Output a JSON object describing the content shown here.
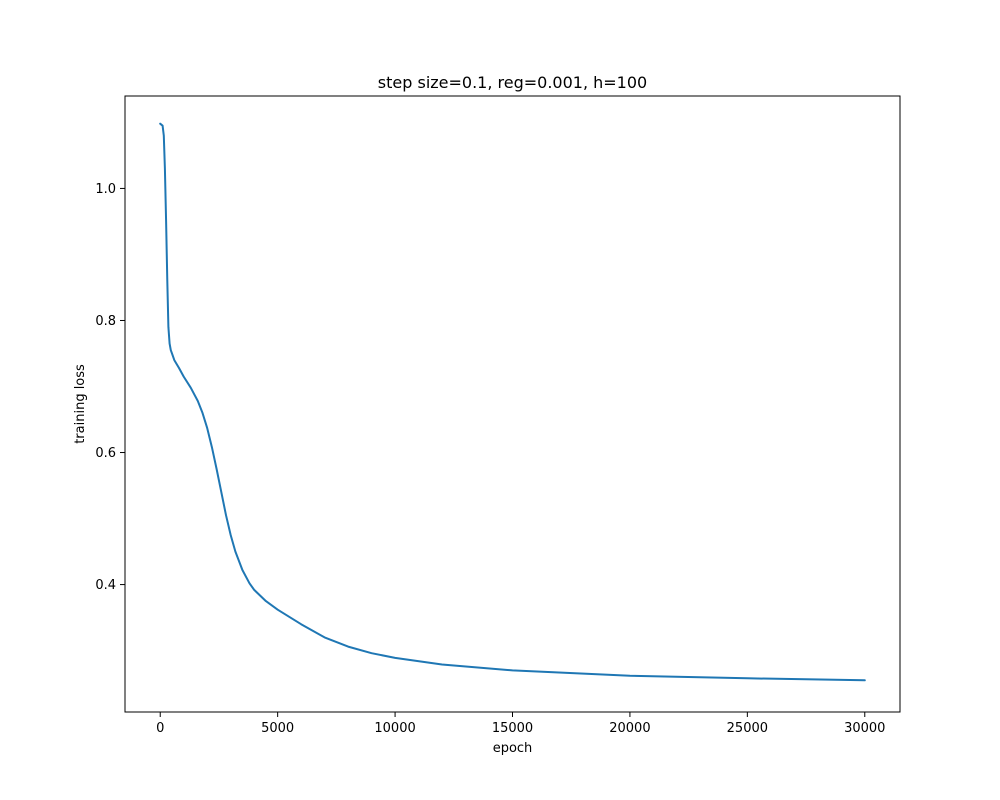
{
  "chart_data": {
    "type": "line",
    "title": "step size=0.1, reg=0.001, h=100",
    "xlabel": "epoch",
    "ylabel": "training loss",
    "xlim": [
      -1500,
      31500
    ],
    "ylim": [
      0.207,
      1.14
    ],
    "xticks": [
      0,
      5000,
      10000,
      15000,
      20000,
      25000,
      30000
    ],
    "yticks": [
      0.4,
      0.6,
      0.8,
      1.0
    ],
    "xtick_labels": [
      "0",
      "5000",
      "10000",
      "15000",
      "20000",
      "25000",
      "30000"
    ],
    "ytick_labels": [
      "0.4",
      "0.6",
      "0.8",
      "1.0"
    ],
    "grid": false,
    "series": [
      {
        "name": "training loss",
        "color": "#1f77b4",
        "x": [
          0,
          100,
          150,
          200,
          250,
          300,
          350,
          400,
          450,
          500,
          600,
          800,
          1000,
          1300,
          1600,
          1800,
          2000,
          2200,
          2400,
          2600,
          2800,
          3000,
          3200,
          3500,
          3800,
          4000,
          4500,
          5000,
          6000,
          7000,
          8000,
          9000,
          10000,
          12000,
          15000,
          20000,
          25000,
          30000
        ],
        "y": [
          1.098,
          1.095,
          1.08,
          1.03,
          0.95,
          0.86,
          0.79,
          0.765,
          0.755,
          0.75,
          0.74,
          0.728,
          0.715,
          0.698,
          0.678,
          0.66,
          0.637,
          0.608,
          0.575,
          0.54,
          0.505,
          0.475,
          0.45,
          0.422,
          0.402,
          0.392,
          0.375,
          0.362,
          0.34,
          0.32,
          0.306,
          0.296,
          0.289,
          0.279,
          0.27,
          0.262,
          0.258,
          0.255
        ]
      }
    ]
  }
}
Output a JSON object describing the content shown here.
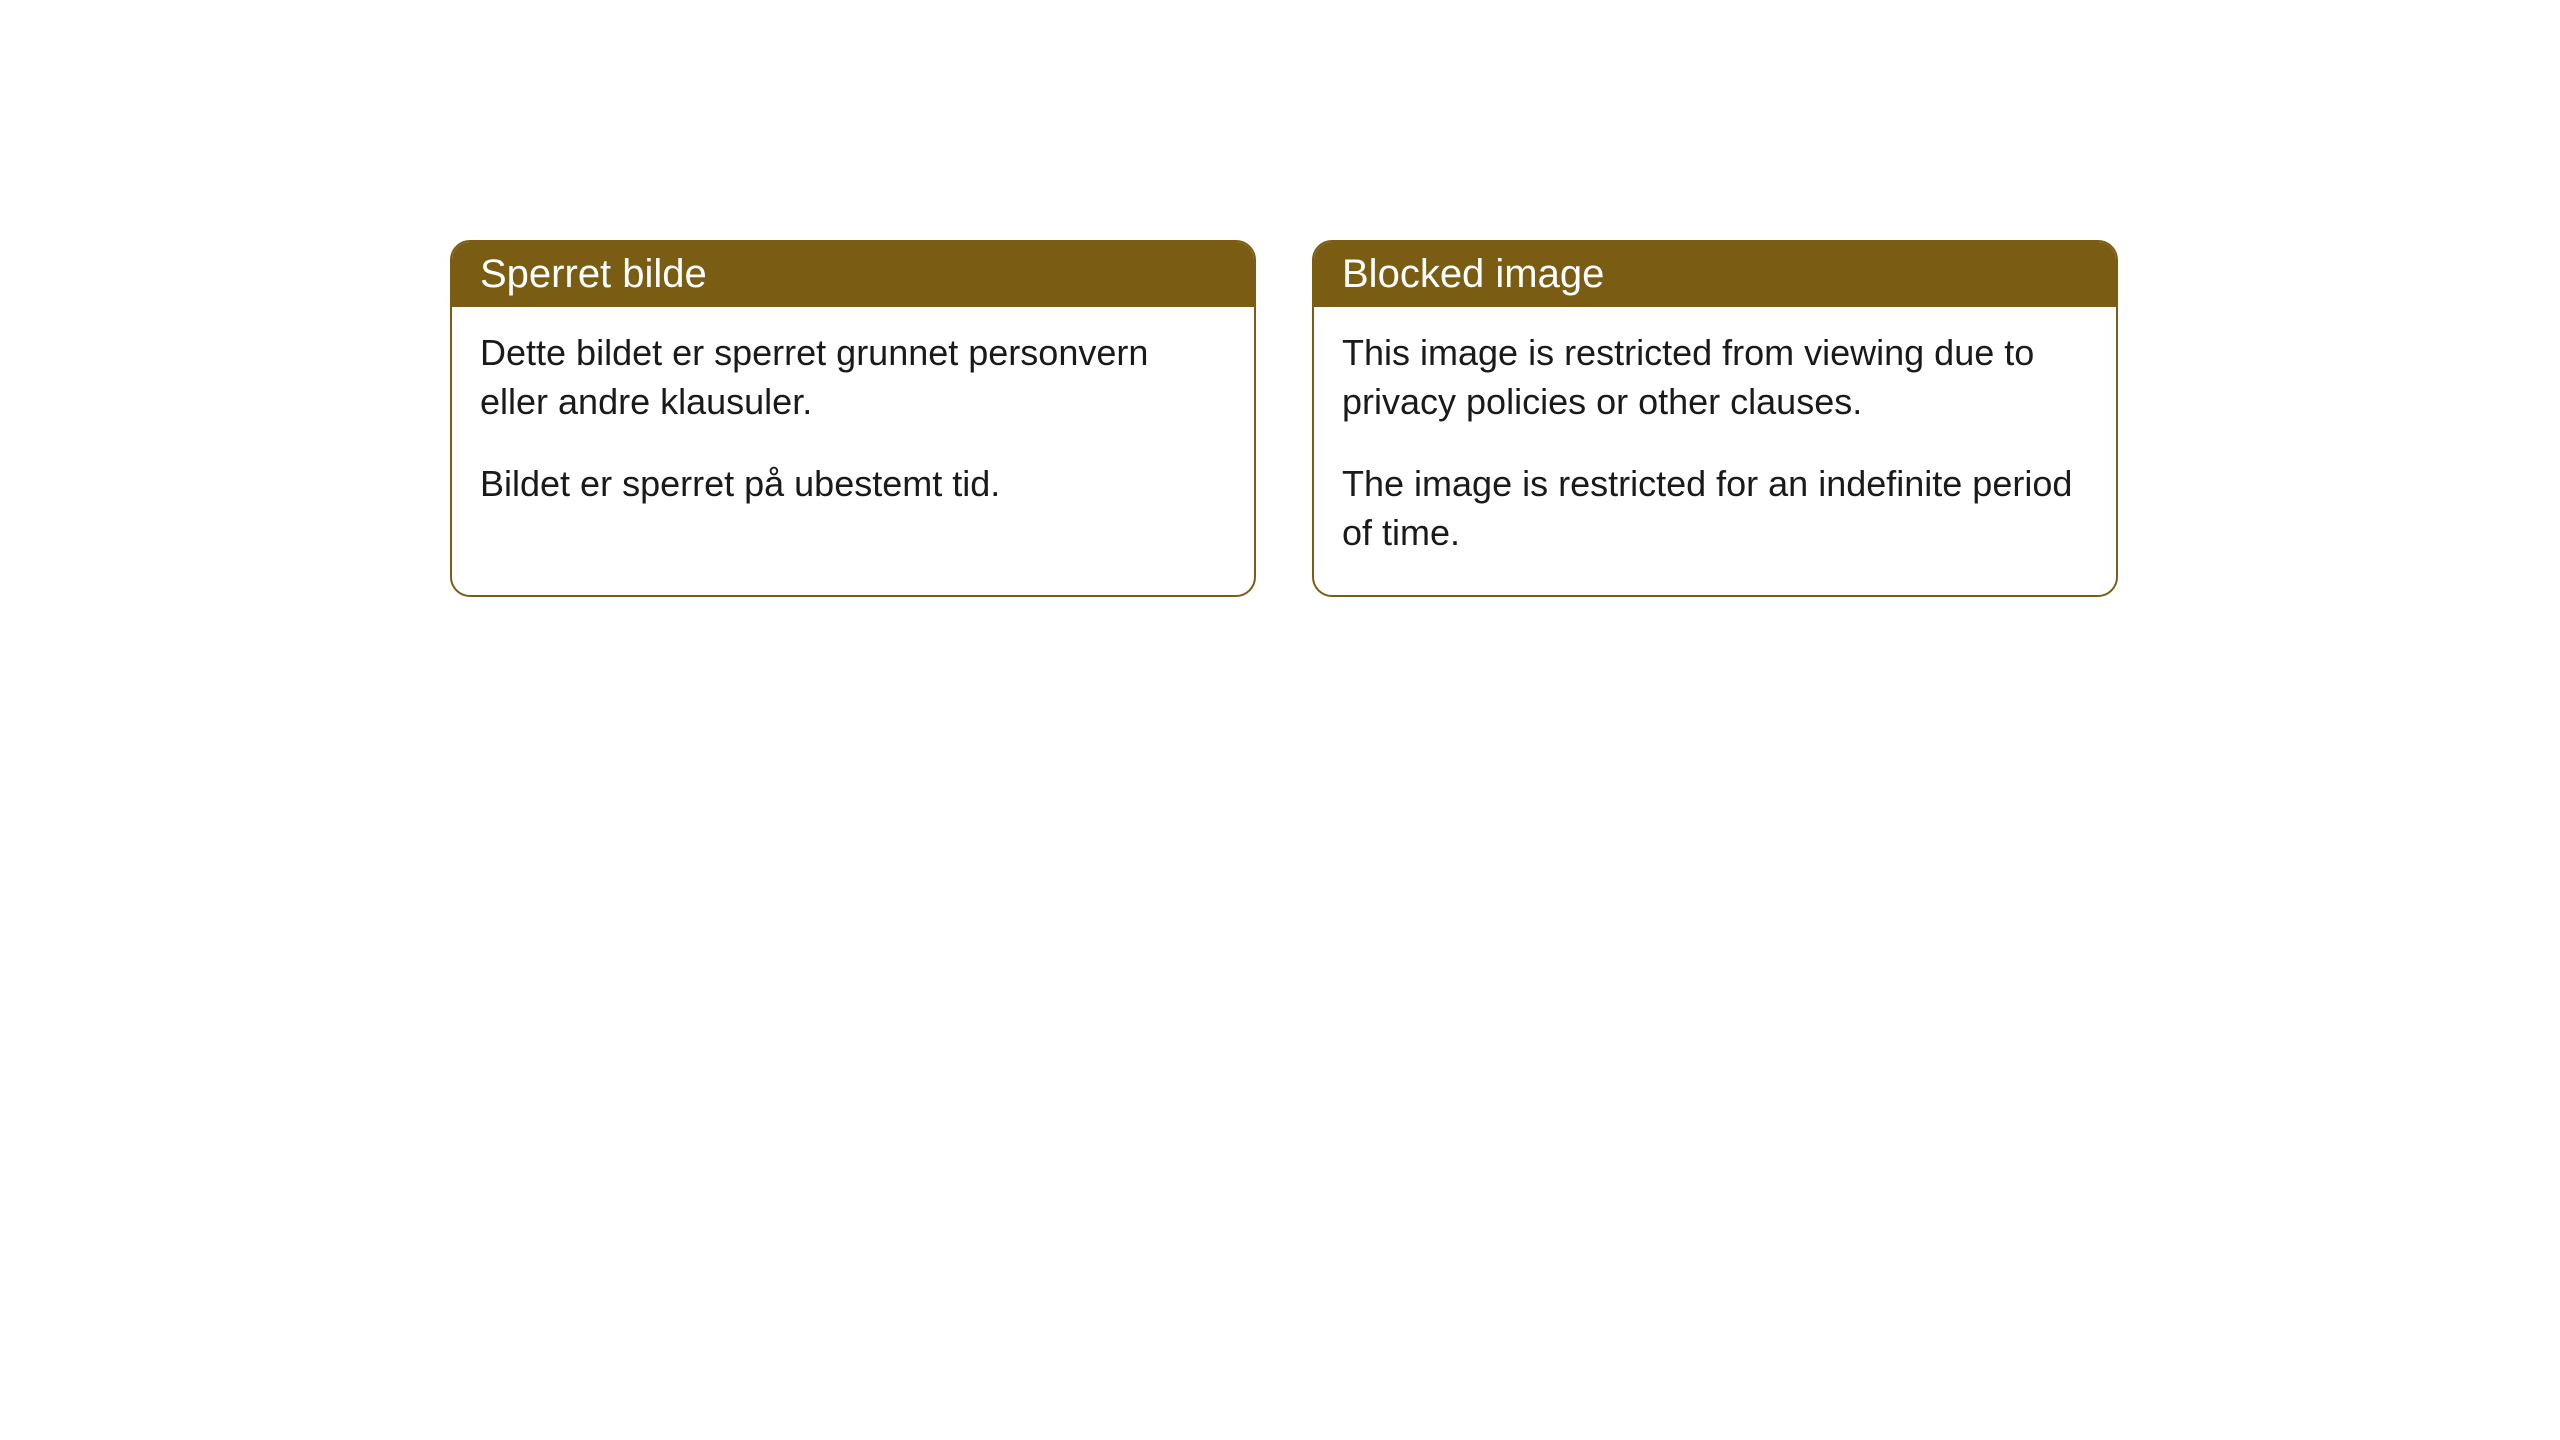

┄┄┄┄┄┄

WORK TO COMPLETE
Search the lines for "training". Copy each line that has it.

SOLUTION TO THE PROBLEM
    "ylabel": "training loss",
        "name": "training loss",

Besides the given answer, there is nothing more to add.